### GIVEN PROBLEM
Reproduce the listing below line for line, keeping every character unchanged.

--- BEGIN ---

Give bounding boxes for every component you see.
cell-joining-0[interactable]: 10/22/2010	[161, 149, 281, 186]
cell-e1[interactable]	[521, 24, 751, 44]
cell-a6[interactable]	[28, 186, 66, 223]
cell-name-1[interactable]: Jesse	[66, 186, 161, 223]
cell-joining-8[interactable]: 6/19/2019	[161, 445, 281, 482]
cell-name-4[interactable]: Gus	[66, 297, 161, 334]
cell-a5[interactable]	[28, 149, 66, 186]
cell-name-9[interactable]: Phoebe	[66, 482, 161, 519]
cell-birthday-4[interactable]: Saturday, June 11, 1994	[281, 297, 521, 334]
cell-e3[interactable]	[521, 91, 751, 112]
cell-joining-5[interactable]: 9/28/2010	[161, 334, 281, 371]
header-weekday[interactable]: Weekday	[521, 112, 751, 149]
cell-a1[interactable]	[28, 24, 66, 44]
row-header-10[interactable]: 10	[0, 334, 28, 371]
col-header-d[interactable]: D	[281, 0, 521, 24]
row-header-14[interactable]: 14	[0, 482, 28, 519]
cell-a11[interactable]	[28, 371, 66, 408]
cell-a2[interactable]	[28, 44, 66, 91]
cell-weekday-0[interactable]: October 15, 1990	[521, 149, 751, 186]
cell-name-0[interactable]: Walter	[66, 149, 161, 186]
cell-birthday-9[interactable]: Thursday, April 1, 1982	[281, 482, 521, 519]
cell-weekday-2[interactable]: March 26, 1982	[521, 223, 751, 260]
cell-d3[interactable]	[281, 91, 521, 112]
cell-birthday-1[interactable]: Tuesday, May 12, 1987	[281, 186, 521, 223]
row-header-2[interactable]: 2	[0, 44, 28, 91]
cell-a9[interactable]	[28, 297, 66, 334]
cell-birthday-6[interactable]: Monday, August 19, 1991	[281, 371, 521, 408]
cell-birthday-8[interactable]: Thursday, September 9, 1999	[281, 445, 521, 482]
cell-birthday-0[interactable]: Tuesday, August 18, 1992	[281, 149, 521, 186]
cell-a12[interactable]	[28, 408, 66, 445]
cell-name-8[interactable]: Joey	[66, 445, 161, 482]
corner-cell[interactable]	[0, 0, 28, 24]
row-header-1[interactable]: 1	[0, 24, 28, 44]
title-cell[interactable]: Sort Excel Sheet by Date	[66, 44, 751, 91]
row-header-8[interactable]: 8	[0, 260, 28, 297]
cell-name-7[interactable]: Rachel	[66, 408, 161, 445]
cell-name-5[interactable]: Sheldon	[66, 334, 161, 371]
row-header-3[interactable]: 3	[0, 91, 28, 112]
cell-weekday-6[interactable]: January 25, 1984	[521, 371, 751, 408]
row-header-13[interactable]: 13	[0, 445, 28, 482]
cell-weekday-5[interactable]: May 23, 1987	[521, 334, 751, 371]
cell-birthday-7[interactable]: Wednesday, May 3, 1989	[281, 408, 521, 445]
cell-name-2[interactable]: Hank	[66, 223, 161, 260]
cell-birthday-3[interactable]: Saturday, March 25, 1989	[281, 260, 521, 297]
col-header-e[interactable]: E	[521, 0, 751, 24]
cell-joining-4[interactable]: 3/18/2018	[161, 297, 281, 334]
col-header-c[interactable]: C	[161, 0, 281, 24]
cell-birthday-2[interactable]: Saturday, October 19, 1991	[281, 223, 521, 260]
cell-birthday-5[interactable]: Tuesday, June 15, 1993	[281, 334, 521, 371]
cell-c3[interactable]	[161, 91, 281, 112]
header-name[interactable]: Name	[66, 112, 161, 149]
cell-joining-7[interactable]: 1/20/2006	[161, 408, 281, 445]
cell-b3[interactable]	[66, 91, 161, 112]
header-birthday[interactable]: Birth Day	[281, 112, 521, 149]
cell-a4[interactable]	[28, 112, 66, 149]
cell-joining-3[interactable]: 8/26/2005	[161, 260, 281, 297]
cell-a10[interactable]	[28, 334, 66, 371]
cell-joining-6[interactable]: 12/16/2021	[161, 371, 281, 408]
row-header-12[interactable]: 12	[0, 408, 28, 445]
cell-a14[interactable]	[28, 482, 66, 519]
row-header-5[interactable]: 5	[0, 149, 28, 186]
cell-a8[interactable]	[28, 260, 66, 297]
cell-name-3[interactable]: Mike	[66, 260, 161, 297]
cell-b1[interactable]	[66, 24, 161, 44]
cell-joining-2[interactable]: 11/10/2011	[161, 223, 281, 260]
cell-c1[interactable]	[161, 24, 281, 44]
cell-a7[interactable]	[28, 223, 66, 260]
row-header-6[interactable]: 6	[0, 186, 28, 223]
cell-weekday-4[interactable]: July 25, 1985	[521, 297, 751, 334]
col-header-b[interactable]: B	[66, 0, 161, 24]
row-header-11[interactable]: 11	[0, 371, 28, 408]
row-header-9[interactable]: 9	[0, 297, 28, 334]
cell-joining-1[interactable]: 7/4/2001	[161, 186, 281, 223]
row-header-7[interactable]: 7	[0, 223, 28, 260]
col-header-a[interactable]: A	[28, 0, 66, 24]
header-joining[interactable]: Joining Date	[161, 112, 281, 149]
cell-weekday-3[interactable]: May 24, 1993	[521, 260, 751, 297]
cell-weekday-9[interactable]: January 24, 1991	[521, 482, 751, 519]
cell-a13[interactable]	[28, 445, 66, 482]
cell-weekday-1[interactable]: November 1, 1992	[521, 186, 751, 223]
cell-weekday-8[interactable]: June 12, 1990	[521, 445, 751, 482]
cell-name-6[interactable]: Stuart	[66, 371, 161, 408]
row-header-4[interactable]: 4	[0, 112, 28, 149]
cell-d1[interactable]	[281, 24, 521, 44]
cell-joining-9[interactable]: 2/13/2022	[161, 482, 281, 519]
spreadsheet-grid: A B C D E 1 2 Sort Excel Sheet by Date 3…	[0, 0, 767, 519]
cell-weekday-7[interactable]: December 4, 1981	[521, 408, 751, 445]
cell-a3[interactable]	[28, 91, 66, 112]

--- END ---

### SOLUTION TO THIS TASK
Give bounding boxes for every component you see.
cell-joining-0[interactable]: 10/22/2010	[161, 149, 281, 186]
cell-e1[interactable]	[521, 24, 751, 44]
cell-a6[interactable]	[28, 186, 66, 223]
cell-name-1[interactable]: Jesse	[66, 186, 161, 223]
cell-joining-8[interactable]: 6/19/2019	[161, 445, 281, 482]
cell-name-4[interactable]: Gus	[66, 297, 161, 334]
cell-a5[interactable]	[28, 149, 66, 186]
cell-name-9[interactable]: Phoebe	[66, 482, 161, 519]
cell-birthday-4[interactable]: Saturday, June 11, 1994	[281, 297, 521, 334]
cell-e3[interactable]	[521, 91, 751, 112]
cell-joining-5[interactable]: 9/28/2010	[161, 334, 281, 371]
header-weekday[interactable]: Weekday	[521, 112, 751, 149]
cell-a1[interactable]	[28, 24, 66, 44]
row-header-10[interactable]: 10	[0, 334, 28, 371]
col-header-d[interactable]: D	[281, 0, 521, 24]
row-header-14[interactable]: 14	[0, 482, 28, 519]
cell-a11[interactable]	[28, 371, 66, 408]
cell-a2[interactable]	[28, 44, 66, 91]
cell-weekday-0[interactable]: October 15, 1990	[521, 149, 751, 186]
cell-name-0[interactable]: Walter	[66, 149, 161, 186]
cell-birthday-9[interactable]: Thursday, April 1, 1982	[281, 482, 521, 519]
cell-weekday-2[interactable]: March 26, 1982	[521, 223, 751, 260]
cell-d3[interactable]	[281, 91, 521, 112]
cell-birthday-1[interactable]: Tuesday, May 12, 1987	[281, 186, 521, 223]
row-header-2[interactable]: 2	[0, 44, 28, 91]
cell-a9[interactable]	[28, 297, 66, 334]
cell-birthday-6[interactable]: Monday, August 19, 1991	[281, 371, 521, 408]
cell-birthday-8[interactable]: Thursday, September 9, 1999	[281, 445, 521, 482]
cell-birthday-0[interactable]: Tuesday, August 18, 1992	[281, 149, 521, 186]
cell-a12[interactable]	[28, 408, 66, 445]
cell-name-8[interactable]: Joey	[66, 445, 161, 482]
corner-cell[interactable]	[0, 0, 28, 24]
row-header-1[interactable]: 1	[0, 24, 28, 44]
title-cell[interactable]: Sort Excel Sheet by Date	[66, 44, 751, 91]
row-header-8[interactable]: 8	[0, 260, 28, 297]
cell-name-7[interactable]: Rachel	[66, 408, 161, 445]
cell-name-5[interactable]: Sheldon	[66, 334, 161, 371]
row-header-3[interactable]: 3	[0, 91, 28, 112]
cell-weekday-6[interactable]: January 25, 1984	[521, 371, 751, 408]
row-header-13[interactable]: 13	[0, 445, 28, 482]
cell-weekday-5[interactable]: May 23, 1987	[521, 334, 751, 371]
cell-birthday-7[interactable]: Wednesday, May 3, 1989	[281, 408, 521, 445]
cell-name-2[interactable]: Hank	[66, 223, 161, 260]
cell-birthday-3[interactable]: Saturday, March 25, 1989	[281, 260, 521, 297]
col-header-e[interactable]: E	[521, 0, 751, 24]
cell-joining-4[interactable]: 3/18/2018	[161, 297, 281, 334]
col-header-c[interactable]: C	[161, 0, 281, 24]
cell-birthday-2[interactable]: Saturday, October 19, 1991	[281, 223, 521, 260]
cell-birthday-5[interactable]: Tuesday, June 15, 1993	[281, 334, 521, 371]
cell-c3[interactable]	[161, 91, 281, 112]
header-name[interactable]: Name	[66, 112, 161, 149]
cell-joining-7[interactable]: 1/20/2006	[161, 408, 281, 445]
cell-b3[interactable]	[66, 91, 161, 112]
header-birthday[interactable]: Birth Day	[281, 112, 521, 149]
cell-a4[interactable]	[28, 112, 66, 149]
cell-joining-3[interactable]: 8/26/2005	[161, 260, 281, 297]
cell-a10[interactable]	[28, 334, 66, 371]
cell-joining-6[interactable]: 12/16/2021	[161, 371, 281, 408]
row-header-12[interactable]: 12	[0, 408, 28, 445]
cell-a14[interactable]	[28, 482, 66, 519]
row-header-5[interactable]: 5	[0, 149, 28, 186]
cell-a8[interactable]	[28, 260, 66, 297]
cell-name-3[interactable]: Mike	[66, 260, 161, 297]
cell-b1[interactable]	[66, 24, 161, 44]
cell-joining-2[interactable]: 11/10/2011	[161, 223, 281, 260]
cell-c1[interactable]	[161, 24, 281, 44]
cell-a7[interactable]	[28, 223, 66, 260]
row-header-6[interactable]: 6	[0, 186, 28, 223]
cell-weekday-4[interactable]: July 25, 1985	[521, 297, 751, 334]
col-header-b[interactable]: B	[66, 0, 161, 24]
row-header-11[interactable]: 11	[0, 371, 28, 408]
row-header-9[interactable]: 9	[0, 297, 28, 334]
cell-joining-1[interactable]: 7/4/2001	[161, 186, 281, 223]
row-header-7[interactable]: 7	[0, 223, 28, 260]
col-header-a[interactable]: A	[28, 0, 66, 24]
header-joining[interactable]: Joining Date	[161, 112, 281, 149]
cell-weekday-3[interactable]: May 24, 1993	[521, 260, 751, 297]
cell-weekday-9[interactable]: January 24, 1991	[521, 482, 751, 519]
cell-a13[interactable]	[28, 445, 66, 482]
cell-weekday-1[interactable]: November 1, 1992	[521, 186, 751, 223]
cell-weekday-8[interactable]: June 12, 1990	[521, 445, 751, 482]
cell-name-6[interactable]: Stuart	[66, 371, 161, 408]
row-header-4[interactable]: 4	[0, 112, 28, 149]
cell-d1[interactable]	[281, 24, 521, 44]
cell-joining-9[interactable]: 2/13/2022	[161, 482, 281, 519]
spreadsheet-grid: A B C D E 1 2 Sort Excel Sheet by Date 3…	[0, 0, 767, 519]
cell-weekday-7[interactable]: December 4, 1981	[521, 408, 751, 445]
cell-a3[interactable]	[28, 91, 66, 112]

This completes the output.